--- Listed records ---
______________________________

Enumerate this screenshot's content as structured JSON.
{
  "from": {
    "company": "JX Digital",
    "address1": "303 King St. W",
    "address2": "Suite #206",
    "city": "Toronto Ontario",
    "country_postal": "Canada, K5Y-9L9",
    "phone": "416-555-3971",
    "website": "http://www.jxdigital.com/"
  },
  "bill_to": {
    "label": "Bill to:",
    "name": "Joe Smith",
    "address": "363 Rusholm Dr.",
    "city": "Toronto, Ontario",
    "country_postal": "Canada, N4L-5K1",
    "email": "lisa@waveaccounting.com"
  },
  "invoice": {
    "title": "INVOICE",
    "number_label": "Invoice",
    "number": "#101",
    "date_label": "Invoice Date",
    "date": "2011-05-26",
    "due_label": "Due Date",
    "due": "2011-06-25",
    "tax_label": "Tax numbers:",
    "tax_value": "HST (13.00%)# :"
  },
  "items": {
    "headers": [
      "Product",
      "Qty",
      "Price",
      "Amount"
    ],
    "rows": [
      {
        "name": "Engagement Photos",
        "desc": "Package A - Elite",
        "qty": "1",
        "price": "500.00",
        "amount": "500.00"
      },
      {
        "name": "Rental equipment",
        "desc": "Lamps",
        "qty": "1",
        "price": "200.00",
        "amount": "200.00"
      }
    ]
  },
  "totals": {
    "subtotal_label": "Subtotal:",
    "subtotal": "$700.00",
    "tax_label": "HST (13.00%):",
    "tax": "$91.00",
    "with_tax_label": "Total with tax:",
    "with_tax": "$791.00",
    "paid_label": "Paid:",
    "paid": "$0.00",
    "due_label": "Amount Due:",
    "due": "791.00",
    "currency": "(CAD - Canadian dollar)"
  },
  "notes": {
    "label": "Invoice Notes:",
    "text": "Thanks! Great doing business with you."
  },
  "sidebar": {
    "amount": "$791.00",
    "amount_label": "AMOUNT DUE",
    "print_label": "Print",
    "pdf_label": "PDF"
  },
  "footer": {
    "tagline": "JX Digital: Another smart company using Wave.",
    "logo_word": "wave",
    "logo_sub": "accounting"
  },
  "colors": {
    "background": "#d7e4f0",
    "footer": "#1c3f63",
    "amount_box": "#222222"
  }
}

______________________________

--- Required work ---
Collect each line of the entries that has the word "Toronto", copying it in full.

--- Answer to this exercise ---
    "city": "Toronto Ontario",
    "city": "Toronto, Ontario",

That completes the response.